SHORT TASK
Check every line below for the string "their", and copy the lines that contain it.

[start]

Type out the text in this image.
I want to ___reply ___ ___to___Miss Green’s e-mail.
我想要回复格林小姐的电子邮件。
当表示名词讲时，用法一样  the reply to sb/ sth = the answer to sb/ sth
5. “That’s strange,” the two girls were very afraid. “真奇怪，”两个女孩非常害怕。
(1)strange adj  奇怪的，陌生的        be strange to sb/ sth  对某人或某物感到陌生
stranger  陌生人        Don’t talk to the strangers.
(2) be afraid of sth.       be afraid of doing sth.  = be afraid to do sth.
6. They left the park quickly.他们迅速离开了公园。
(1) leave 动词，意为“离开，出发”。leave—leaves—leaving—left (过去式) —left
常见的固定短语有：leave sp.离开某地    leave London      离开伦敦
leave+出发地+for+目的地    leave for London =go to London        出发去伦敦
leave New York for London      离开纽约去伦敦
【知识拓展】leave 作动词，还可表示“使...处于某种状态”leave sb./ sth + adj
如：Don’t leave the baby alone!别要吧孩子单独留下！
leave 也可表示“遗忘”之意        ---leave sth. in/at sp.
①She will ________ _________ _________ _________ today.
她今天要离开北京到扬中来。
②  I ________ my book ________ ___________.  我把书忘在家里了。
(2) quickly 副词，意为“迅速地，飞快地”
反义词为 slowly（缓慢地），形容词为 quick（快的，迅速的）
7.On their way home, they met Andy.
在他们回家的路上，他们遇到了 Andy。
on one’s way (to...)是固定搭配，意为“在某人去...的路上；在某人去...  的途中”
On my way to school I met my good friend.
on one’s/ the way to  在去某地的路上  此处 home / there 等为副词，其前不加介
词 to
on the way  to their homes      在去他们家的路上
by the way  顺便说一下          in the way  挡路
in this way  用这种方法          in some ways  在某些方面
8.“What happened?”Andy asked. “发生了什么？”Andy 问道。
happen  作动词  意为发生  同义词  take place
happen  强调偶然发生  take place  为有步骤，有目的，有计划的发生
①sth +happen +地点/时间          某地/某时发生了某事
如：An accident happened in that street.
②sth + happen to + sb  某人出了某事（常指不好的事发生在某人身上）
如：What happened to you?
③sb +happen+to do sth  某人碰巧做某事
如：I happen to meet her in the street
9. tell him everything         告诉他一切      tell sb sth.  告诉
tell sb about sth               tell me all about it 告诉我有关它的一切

[end]
[start]

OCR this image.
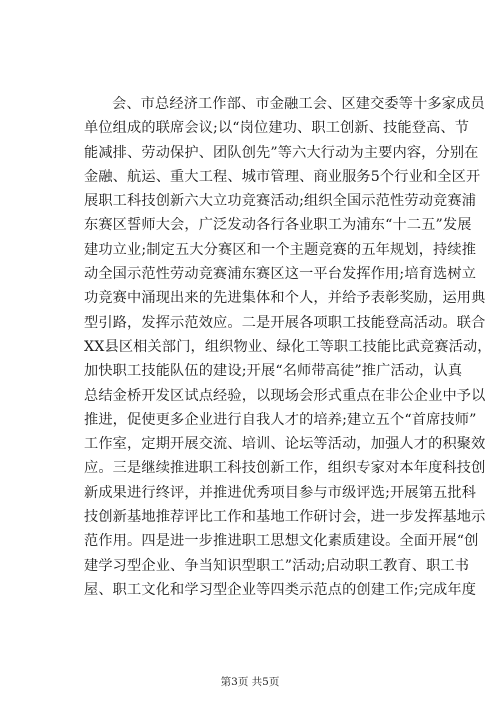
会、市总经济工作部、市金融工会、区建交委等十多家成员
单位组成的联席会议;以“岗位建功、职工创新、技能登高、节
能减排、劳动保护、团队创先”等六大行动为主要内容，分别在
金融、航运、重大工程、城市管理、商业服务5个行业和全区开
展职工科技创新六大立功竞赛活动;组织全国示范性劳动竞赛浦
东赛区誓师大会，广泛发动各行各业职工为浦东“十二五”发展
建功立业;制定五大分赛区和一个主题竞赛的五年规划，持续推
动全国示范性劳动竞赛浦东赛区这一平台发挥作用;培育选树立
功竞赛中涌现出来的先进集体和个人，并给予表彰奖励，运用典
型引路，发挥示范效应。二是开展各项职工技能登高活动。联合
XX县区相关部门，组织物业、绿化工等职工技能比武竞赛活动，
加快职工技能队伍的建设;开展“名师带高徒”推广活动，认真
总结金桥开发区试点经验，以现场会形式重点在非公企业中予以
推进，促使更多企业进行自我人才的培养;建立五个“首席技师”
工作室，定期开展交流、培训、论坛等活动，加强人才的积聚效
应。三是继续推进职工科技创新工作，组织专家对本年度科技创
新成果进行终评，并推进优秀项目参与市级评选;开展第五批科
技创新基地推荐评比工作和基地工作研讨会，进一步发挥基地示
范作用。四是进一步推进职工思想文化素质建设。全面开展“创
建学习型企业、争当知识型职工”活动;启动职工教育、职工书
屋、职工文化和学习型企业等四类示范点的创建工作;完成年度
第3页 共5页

[end]

FINISHED EXERCISE
7.On their way home, they met Andy.
on the way  to their homes      在去他们家的路上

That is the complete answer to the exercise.